» PROBLEM TO SOLVE:
Locate and copy all lines bearing the word "Nuts".

» DATA FOR THIS EXERCISE:
+---+

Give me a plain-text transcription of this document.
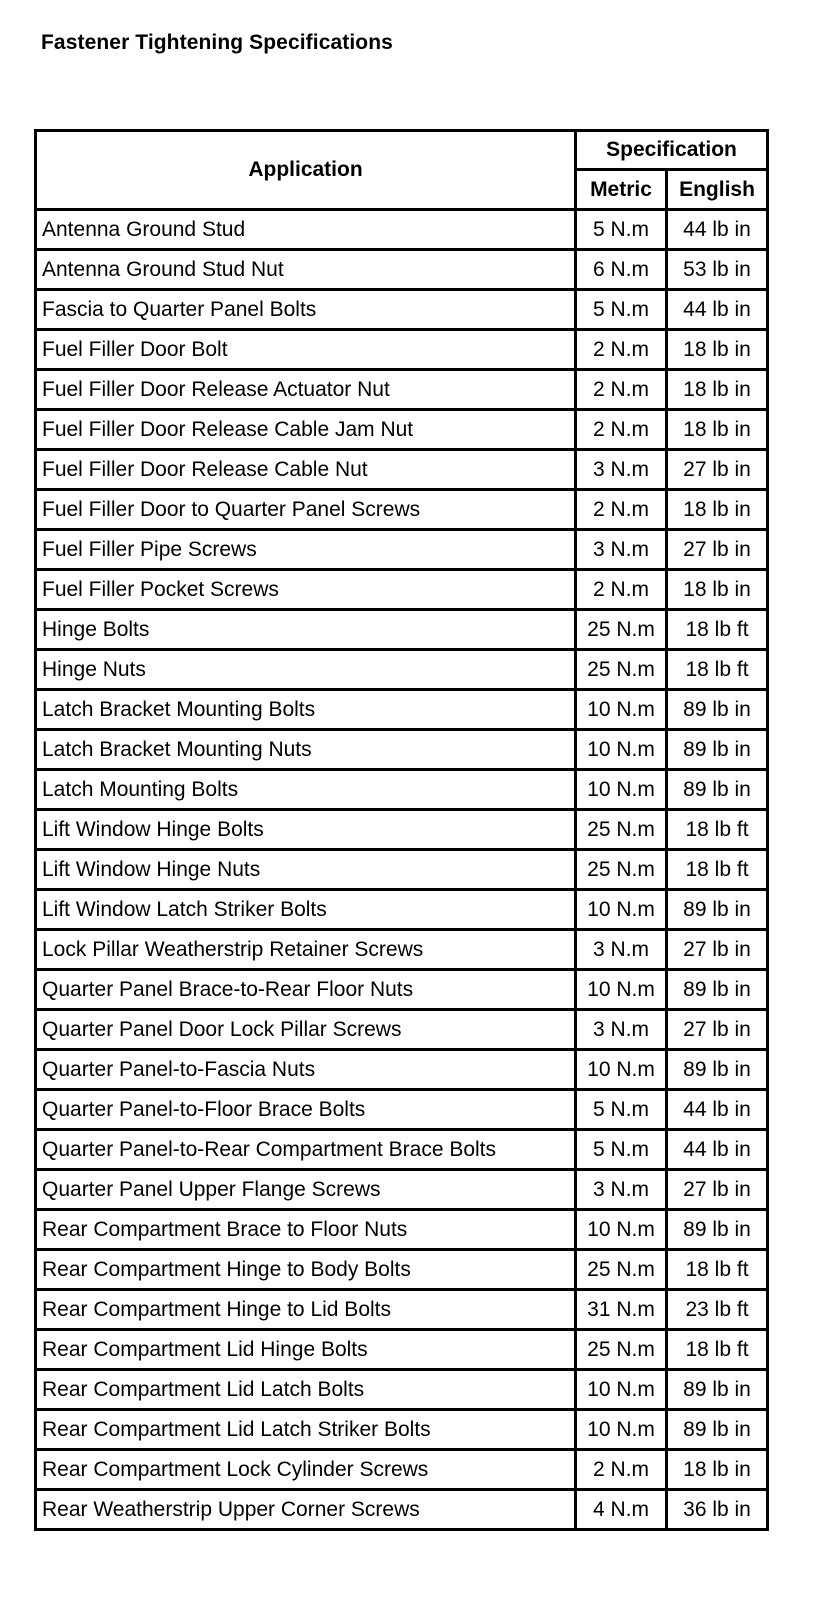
Fastener Tightening Specifications
Application	Specification	
	Metric	English
Antenna Ground Stud	5 N.m	44 lb in
Antenna Ground Stud Nut	6 N.m	53 lb in
Fascia to Quarter Panel Bolts	5 N.m	44 lb in
Fuel Filler Door Bolt	2 N.m	18 lb in
Fuel Filler Door Release Actuator Nut	2 N.m	18 lb in
Fuel Filler Door Release Cable Jam Nut	2 N.m	18 lb in
Fuel Filler Door Release Cable Nut	3 N.m	27 lb in
Fuel Filler Door to Quarter Panel Screws	2 N.m	18 lb in
Fuel Filler Pipe Screws	3 N.m	27 lb in
Fuel Filler Pocket Screws	2 N.m	18 lb in
Hinge Bolts	25 N.m	18 lb ft
Hinge Nuts	25 N.m	18 lb ft
Latch Bracket Mounting Bolts	10 N.m	89 lb in
Latch Bracket Mounting Nuts	10 N.m	89 lb in
Latch Mounting Bolts	10 N.m	89 lb in
Lift Window Hinge Bolts	25 N.m	18 lb ft
Lift Window Hinge Nuts	25 N.m	18 lb ft
Lift Window Latch Striker Bolts	10 N.m	89 lb in
Lock Pillar Weatherstrip Retainer Screws	3 N.m	27 lb in
Quarter Panel Brace-to-Rear Floor Nuts	10 N.m	89 lb in
Quarter Panel Door Lock Pillar Screws	3 N.m	27 lb in
Quarter Panel-to-Fascia Nuts	10 N.m	89 lb in
Quarter Panel-to-Floor Brace Bolts	5 N.m	44 lb in
Quarter Panel-to-Rear Compartment Brace Bolts	5 N.m	44 lb in
Quarter Panel Upper Flange Screws	3 N.m	27 lb in
Rear Compartment Brace to Floor Nuts	10 N.m	89 lb in
Rear Compartment Hinge to Body Bolts	25 N.m	18 lb ft
Rear Compartment Hinge to Lid Bolts	31 N.m	23 lb ft
Rear Compartment Lid Hinge Bolts	25 N.m	18 lb ft
Rear Compartment Lid Latch Bolts	10 N.m	89 lb in
Rear Compartment Lid Latch Striker Bolts	10 N.m	89 lb in
Rear Compartment Lock Cylinder Screws	2 N.m	18 lb in
Rear Weatherstrip Upper Corner Screws	4 N.m	36 lb in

+---+

» THE ANSWER:
Hinge Nuts	25 N.m	18 lb ft
Latch Bracket Mounting Nuts	10 N.m	89 lb in
Lift Window Hinge Nuts	25 N.m	18 lb ft
Quarter Panel Brace-to-Rear Floor Nuts	10 N.m	89 lb in
Quarter Panel-to-Fascia Nuts	10 N.m	89 lb in
Rear Compartment Brace to Floor Nuts	10 N.m	89 lb in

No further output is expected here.